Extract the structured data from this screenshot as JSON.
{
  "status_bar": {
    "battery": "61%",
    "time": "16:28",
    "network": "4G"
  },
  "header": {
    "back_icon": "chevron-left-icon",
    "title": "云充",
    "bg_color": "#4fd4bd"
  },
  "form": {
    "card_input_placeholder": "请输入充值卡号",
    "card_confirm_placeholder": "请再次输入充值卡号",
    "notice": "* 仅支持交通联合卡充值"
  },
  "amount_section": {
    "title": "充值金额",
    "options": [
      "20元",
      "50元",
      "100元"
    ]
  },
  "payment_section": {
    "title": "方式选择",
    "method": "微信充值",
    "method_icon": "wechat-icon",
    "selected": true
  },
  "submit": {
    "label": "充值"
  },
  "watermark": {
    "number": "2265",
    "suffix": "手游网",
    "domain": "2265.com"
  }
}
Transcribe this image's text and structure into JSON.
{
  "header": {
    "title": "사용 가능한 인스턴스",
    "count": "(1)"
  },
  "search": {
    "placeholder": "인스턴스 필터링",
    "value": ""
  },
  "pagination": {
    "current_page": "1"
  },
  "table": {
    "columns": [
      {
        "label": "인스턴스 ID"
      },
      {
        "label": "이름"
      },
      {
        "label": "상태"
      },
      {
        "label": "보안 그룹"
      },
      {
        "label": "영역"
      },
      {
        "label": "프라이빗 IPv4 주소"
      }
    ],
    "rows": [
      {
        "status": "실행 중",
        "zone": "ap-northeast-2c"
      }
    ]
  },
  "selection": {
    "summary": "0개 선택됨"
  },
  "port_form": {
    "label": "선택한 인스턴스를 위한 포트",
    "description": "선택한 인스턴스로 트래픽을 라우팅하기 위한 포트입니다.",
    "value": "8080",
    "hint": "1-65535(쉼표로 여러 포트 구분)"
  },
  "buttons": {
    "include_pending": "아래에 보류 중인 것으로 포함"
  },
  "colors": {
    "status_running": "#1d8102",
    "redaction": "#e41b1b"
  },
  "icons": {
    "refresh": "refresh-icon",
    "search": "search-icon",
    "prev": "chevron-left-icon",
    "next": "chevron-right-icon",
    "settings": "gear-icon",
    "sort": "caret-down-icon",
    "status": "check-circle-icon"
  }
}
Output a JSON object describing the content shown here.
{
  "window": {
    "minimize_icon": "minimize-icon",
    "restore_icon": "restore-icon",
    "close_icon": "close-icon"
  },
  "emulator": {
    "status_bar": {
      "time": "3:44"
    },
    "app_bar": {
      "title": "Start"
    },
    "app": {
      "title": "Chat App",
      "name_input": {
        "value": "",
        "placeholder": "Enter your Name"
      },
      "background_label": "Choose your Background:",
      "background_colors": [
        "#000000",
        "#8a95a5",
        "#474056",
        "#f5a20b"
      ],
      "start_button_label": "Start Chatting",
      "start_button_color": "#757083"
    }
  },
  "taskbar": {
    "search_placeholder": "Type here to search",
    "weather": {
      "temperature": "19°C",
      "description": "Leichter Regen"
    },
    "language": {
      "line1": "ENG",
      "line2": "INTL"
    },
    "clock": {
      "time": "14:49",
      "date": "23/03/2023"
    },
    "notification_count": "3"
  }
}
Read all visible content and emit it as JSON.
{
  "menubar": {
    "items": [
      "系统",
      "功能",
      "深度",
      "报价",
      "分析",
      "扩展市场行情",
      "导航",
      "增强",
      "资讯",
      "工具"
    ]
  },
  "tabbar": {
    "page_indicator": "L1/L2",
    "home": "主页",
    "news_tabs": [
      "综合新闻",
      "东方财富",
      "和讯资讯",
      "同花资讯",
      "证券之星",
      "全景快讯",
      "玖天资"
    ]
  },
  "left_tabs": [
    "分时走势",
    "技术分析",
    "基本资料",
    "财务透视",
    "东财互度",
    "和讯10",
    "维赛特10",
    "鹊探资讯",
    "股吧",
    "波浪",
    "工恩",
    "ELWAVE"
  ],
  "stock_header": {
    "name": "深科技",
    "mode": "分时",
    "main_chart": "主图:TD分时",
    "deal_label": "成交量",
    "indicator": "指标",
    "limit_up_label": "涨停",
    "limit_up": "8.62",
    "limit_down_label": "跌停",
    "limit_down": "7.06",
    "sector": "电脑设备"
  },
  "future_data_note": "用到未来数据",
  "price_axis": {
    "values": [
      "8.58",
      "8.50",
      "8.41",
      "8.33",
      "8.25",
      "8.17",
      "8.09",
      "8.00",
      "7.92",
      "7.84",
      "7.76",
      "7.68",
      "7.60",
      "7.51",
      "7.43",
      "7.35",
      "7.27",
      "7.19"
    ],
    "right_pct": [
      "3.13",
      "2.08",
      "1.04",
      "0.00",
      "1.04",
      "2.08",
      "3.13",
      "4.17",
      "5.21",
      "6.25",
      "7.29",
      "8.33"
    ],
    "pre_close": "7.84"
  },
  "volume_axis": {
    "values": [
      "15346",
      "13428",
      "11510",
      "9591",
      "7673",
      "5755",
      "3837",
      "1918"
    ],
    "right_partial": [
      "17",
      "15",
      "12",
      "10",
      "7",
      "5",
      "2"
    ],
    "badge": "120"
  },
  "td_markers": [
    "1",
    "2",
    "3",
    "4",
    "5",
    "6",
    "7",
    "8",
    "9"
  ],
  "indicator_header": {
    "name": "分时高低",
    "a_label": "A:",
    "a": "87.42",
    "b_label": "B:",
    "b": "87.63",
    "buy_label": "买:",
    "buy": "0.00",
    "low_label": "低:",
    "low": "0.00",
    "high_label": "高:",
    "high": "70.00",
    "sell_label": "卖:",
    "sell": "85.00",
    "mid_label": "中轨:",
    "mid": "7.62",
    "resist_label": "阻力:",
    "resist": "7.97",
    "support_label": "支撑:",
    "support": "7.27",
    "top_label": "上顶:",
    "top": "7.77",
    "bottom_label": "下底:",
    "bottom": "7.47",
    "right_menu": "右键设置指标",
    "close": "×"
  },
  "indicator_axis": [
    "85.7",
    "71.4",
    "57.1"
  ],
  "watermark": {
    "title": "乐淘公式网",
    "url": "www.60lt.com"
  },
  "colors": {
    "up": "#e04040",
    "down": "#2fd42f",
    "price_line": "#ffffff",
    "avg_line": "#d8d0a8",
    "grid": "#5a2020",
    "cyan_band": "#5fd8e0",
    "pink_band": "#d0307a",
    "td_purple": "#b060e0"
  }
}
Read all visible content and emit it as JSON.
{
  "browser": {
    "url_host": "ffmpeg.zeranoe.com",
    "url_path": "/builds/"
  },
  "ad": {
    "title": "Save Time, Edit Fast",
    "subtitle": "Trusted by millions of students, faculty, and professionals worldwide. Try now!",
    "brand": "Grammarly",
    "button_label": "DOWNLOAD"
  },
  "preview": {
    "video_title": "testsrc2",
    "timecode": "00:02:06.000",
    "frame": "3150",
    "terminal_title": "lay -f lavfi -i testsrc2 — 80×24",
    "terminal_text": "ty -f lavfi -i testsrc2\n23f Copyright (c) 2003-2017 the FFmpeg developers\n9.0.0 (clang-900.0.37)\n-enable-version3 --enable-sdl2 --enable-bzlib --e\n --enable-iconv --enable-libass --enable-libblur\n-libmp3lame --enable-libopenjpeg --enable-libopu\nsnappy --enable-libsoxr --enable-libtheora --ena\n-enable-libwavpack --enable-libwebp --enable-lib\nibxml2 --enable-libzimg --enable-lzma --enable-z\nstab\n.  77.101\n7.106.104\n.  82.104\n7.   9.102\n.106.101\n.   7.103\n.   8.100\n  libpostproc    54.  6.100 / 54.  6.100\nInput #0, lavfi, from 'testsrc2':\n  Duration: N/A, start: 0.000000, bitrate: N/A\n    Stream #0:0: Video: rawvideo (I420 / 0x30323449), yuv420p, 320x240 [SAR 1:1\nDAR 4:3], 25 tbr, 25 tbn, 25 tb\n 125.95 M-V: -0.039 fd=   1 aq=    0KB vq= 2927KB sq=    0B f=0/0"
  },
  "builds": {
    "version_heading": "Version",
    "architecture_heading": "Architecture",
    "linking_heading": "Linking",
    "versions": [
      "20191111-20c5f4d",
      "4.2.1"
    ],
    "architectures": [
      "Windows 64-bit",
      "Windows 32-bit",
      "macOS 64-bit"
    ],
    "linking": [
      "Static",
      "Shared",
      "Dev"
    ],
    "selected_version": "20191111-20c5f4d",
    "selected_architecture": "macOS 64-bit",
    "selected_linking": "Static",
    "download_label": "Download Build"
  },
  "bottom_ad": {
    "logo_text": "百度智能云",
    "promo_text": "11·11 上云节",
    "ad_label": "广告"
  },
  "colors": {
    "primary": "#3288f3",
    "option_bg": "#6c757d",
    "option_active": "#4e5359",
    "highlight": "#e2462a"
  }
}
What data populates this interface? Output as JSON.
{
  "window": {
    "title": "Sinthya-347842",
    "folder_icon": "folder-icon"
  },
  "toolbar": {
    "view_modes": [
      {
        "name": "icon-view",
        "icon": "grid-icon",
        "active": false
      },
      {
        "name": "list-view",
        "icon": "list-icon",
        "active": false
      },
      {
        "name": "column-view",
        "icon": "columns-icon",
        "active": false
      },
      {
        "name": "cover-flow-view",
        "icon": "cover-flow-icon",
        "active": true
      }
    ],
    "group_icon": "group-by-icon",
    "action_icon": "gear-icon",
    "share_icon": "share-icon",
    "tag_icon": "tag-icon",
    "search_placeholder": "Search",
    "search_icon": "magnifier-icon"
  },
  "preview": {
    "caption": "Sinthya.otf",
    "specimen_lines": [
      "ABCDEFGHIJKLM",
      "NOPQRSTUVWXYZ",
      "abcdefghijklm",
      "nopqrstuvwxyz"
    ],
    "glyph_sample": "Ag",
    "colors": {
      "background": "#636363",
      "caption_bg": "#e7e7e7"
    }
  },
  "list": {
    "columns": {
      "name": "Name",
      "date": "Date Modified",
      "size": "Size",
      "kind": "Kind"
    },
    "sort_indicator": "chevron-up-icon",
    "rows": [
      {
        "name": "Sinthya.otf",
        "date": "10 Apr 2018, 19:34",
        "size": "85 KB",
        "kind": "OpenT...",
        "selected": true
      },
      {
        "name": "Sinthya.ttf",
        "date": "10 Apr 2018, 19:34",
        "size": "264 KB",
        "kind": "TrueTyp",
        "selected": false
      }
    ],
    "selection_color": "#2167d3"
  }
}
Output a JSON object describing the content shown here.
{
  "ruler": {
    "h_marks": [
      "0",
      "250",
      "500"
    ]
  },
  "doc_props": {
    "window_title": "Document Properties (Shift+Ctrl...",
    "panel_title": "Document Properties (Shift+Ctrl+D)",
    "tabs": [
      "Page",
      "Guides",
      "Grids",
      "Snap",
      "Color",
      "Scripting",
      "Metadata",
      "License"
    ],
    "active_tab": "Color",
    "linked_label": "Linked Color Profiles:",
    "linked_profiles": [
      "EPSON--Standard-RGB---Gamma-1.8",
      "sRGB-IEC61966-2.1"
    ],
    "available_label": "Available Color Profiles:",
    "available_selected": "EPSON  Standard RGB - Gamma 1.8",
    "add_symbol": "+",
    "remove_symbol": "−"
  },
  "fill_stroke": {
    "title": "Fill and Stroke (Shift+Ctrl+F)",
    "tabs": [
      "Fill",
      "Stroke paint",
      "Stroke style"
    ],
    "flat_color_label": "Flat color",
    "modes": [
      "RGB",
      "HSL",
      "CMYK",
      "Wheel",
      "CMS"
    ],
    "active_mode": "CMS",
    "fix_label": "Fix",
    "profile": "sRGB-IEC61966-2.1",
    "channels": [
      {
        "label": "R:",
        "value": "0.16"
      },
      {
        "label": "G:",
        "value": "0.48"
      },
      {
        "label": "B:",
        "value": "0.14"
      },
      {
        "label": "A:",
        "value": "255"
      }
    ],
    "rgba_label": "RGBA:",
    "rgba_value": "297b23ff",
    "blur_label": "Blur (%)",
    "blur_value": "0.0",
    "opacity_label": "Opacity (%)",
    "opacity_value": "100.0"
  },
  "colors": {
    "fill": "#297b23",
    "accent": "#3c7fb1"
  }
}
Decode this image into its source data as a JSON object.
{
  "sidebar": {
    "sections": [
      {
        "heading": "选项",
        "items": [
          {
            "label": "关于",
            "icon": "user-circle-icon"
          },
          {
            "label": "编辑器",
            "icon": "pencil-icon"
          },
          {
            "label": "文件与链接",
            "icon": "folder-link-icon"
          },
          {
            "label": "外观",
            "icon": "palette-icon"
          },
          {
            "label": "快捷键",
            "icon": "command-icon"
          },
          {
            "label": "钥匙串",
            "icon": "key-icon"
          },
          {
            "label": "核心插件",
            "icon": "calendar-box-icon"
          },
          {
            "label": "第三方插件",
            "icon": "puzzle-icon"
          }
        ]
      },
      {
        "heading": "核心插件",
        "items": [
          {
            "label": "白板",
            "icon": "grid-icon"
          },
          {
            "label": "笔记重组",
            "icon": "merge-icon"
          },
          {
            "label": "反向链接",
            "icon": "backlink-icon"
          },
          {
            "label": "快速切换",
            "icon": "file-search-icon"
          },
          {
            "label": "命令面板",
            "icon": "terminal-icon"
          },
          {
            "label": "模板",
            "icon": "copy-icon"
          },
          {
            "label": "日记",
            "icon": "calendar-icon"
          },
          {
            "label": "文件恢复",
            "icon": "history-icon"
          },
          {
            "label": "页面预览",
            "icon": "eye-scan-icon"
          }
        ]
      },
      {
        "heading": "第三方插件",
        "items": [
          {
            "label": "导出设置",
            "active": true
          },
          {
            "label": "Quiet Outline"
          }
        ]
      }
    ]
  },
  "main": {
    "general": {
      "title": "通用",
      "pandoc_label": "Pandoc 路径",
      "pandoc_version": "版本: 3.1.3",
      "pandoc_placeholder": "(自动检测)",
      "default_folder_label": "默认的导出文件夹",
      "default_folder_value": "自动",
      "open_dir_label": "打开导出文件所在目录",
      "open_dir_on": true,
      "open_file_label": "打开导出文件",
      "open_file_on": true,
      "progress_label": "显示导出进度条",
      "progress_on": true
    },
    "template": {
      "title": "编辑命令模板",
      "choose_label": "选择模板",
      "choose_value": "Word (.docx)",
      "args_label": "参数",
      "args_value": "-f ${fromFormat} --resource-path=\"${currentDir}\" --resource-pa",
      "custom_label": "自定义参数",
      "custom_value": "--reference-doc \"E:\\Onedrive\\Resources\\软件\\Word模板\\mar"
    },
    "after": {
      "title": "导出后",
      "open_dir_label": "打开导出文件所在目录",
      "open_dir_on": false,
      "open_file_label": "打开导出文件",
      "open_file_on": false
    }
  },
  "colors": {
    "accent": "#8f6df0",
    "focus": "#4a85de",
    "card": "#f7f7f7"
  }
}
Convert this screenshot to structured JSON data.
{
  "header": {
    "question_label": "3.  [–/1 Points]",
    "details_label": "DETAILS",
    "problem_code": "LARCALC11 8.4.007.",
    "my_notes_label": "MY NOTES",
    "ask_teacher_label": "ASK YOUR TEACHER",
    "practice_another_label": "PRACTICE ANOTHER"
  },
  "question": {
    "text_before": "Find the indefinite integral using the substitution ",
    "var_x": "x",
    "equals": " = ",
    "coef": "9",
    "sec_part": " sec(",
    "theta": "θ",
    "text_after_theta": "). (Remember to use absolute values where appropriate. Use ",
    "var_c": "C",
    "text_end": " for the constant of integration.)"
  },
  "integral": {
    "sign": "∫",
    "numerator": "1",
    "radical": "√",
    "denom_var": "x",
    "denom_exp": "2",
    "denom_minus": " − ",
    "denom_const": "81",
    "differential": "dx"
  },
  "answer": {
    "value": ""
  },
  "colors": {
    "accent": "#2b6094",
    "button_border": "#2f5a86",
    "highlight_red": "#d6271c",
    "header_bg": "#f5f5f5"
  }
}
________________________________________
*The exercise:* Find all lines where the word "date" appears. Copy them.

*Written answer:*
      "date": "23/03/2023"
      "date": "Date Modified",
        "date": "10 Apr 2018, 19:34",
        "date": "10 Apr 2018, 19:34",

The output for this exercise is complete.